• What to work on
Copy every record below, exactly as written.

Entries taken from a collection:
----
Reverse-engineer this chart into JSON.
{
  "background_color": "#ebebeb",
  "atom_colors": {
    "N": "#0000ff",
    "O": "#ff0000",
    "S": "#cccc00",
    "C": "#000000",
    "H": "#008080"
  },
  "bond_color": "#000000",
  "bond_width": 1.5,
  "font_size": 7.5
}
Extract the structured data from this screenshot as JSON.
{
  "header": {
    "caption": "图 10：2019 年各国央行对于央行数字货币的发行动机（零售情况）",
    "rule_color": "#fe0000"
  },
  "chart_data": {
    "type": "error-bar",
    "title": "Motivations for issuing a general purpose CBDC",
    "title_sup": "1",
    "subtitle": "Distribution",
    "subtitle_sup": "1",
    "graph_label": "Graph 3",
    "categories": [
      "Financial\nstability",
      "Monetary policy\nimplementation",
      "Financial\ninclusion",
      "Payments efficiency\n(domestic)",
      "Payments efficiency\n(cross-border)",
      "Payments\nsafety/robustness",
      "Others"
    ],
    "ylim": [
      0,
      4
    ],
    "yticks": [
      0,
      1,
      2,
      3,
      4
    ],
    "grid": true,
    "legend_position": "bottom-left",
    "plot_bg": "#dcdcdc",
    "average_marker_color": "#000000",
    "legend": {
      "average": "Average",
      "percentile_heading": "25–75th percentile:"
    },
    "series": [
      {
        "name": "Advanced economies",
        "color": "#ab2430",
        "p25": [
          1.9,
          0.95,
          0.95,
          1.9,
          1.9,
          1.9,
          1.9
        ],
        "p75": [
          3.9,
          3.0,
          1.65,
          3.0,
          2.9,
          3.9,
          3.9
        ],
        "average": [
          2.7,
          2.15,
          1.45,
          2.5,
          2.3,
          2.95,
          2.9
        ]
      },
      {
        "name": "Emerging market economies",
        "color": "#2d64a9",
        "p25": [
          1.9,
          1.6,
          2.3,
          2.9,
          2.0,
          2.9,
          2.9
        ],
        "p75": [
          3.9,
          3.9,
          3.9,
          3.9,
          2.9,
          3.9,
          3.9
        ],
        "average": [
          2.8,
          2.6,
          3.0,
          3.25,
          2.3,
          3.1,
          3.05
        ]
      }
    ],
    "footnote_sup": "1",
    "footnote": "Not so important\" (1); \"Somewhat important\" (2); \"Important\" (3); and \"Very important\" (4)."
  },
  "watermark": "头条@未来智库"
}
----
• Exercise answer
Reverse-engineer this chart into JSON.
{
  "background_color": "#ebebeb",
  "atom_colors": {
    "N": "#0000ff",
    "O": "#ff0000",
    "S": "#cccc00",
    "C": "#000000",
    "H": "#008080"
  },
  "bond_color": "#000000",
  "bond_width": 1.5,
  "font_size": 7.5
}
Extract the structured data from this screenshot as JSON.
{
  "header": {
    "caption": "图 10：2019 年各国央行对于央行数字货币的发行动机（零售情况）",
    "rule_color": "#fe0000"
  },
  "chart_data": {
    "type": "error-bar",
    "title": "Motivations for issuing a general purpose CBDC",
    "title_sup": "1",
    "subtitle": "Distribution",
    "subtitle_sup": "1",
    "graph_label": "Graph 3",
    "categories": [
      "Financial\nstability",
      "Monetary policy\nimplementation",
      "Financial\ninclusion",
      "Payments efficiency\n(domestic)",
      "Payments efficiency\n(cross-border)",
      "Payments\nsafety/robustness",
      "Others"
    ],
    "ylim": [
      0,
      4
    ],
    "yticks": [
      0,
      1,
      2,
      3,
      4
    ],
    "grid": true,
    "legend_position": "bottom-left",
    "plot_bg": "#dcdcdc",
    "average_marker_color": "#000000",
    "legend": {
      "average": "Average",
      "percentile_heading": "25–75th percentile:"
    },
    "series": [
      {
        "name": "Advanced economies",
        "color": "#ab2430",
        "p25": [
          1.9,
          0.95,
          0.95,
          1.9,
          1.9,
          1.9,
          1.9
        ],
        "p75": [
          3.9,
          3.0,
          1.65,
          3.0,
          2.9,
          3.9,
          3.9
        ],
        "average": [
          2.7,
          2.15,
          1.45,
          2.5,
          2.3,
          2.95,
          2.9
        ]
      },
      {
        "name": "Emerging market economies",
        "color": "#2d64a9",
        "p25": [
          1.9,
          1.6,
          2.3,
          2.9,
          2.0,
          2.9,
          2.9
        ],
        "p75": [
          3.9,
          3.9,
          3.9,
          3.9,
          2.9,
          3.9,
          3.9
        ],
        "average": [
          2.8,
          2.6,
          3.0,
          3.25,
          2.3,
          3.1,
          3.05
        ]
      }
    ],
    "footnote_sup": "1",
    "footnote": "Not so important\" (1); \"Somewhat important\" (2); \"Important\" (3); and \"Very important\" (4)."
  },
  "watermark": "头条@未来智库"
}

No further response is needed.